Repeat every record below exactly as it appears.

Dataset items
---*---

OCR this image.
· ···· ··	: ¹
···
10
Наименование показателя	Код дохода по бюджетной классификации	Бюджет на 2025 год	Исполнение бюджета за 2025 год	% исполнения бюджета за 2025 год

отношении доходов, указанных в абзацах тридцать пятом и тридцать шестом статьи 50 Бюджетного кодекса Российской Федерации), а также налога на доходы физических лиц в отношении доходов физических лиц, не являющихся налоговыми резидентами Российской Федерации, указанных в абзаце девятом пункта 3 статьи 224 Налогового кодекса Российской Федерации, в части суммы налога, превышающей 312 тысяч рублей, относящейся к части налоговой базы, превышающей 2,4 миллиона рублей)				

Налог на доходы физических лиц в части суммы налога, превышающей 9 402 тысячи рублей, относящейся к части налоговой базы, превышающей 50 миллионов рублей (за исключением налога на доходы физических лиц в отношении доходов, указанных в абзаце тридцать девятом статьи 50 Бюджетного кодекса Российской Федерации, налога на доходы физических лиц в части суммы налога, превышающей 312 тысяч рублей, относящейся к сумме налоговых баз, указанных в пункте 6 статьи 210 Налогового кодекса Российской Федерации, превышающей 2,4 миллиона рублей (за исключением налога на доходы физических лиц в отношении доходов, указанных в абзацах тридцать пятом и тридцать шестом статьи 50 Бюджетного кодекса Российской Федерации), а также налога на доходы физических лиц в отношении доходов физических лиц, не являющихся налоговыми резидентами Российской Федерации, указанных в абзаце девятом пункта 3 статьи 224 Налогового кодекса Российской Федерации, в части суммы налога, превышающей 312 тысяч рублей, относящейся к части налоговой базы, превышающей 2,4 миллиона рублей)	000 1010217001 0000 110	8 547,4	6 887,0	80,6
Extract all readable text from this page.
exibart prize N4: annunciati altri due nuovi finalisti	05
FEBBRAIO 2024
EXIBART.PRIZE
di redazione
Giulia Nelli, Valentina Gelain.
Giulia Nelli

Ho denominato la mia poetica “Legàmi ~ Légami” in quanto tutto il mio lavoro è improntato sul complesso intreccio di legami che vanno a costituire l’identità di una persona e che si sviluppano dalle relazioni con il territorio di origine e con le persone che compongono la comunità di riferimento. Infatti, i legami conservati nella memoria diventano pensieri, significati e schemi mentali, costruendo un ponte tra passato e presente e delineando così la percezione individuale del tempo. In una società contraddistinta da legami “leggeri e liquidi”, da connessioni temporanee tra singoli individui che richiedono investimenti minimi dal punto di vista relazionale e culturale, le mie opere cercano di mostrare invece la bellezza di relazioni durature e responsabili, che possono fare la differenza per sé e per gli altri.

---*---

- Written solution -
OCR this image.
· ···· ··	: ¹
···
10
Наименование показателя	Код дохода по бюджетной классификации	Бюджет на 2025 год	Исполнение бюджета за 2025 год	% исполнения бюджета за 2025 год

отношении доходов, указанных в абзацах тридцать пятом и тридцать шестом статьи 50 Бюджетного кодекса Российской Федерации), а также налога на доходы физических лиц в отношении доходов физических лиц, не являющихся налоговыми резидентами Российской Федерации, указанных в абзаце девятом пункта 3 статьи 224 Налогового кодекса Российской Федерации, в части суммы налога, превышающей 312 тысяч рублей, относящейся к части налоговой базы, превышающей 2,4 миллиона рублей)				

Налог на доходы физических лиц в части суммы налога, превышающей 9 402 тысячи рублей, относящейся к части налоговой базы, превышающей 50 миллионов рублей (за исключением налога на доходы физических лиц в отношении доходов, указанных в абзаце тридцать девятом статьи 50 Бюджетного кодекса Российской Федерации, налога на доходы физических лиц в части суммы налога, превышающей 312 тысяч рублей, относящейся к сумме налоговых баз, указанных в пункте 6 статьи 210 Налогового кодекса Российской Федерации, превышающей 2,4 миллиона рублей (за исключением налога на доходы физических лиц в отношении доходов, указанных в абзацах тридцать пятом и тридцать шестом статьи 50 Бюджетного кодекса Российской Федерации), а также налога на доходы физических лиц в отношении доходов физических лиц, не являющихся налоговыми резидентами Российской Федерации, указанных в абзаце девятом пункта 3 статьи 224 Налогового кодекса Российской Федерации, в части суммы налога, превышающей 312 тысяч рублей, относящейся к части налоговой базы, превышающей 2,4 миллиона рублей)	000 1010217001 0000 110	8 547,4	6 887,0	80,6
Extract all readable text from this page.
exibart prize N4: annunciati altri due nuovi finalisti	05
FEBBRAIO 2024
EXIBART.PRIZE
di redazione
Giulia Nelli, Valentina Gelain.
Giulia Nelli

Ho denominato la mia poetica “Legàmi ~ Légami” in quanto tutto il mio lavoro è improntato sul complesso intreccio di legami che vanno a costituire l’identità di una persona e che si sviluppano dalle relazioni con il territorio di origine e con le persone che compongono la comunità di riferimento. Infatti, i legami conservati nella memoria diventano pensieri, significati e schemi mentali, costruendo un ponte tra passato e presente e delineando così la percezione individuale del tempo. In una società contraddistinta da legami “leggeri e liquidi”, da connessioni temporanee tra singoli individui che richiedono investimenti minimi dal punto di vista relazionale e culturale, le mie opere cercano di mostrare invece la bellezza di relazioni durature e responsabili, che possono fare la differenza per sé e per gli altri.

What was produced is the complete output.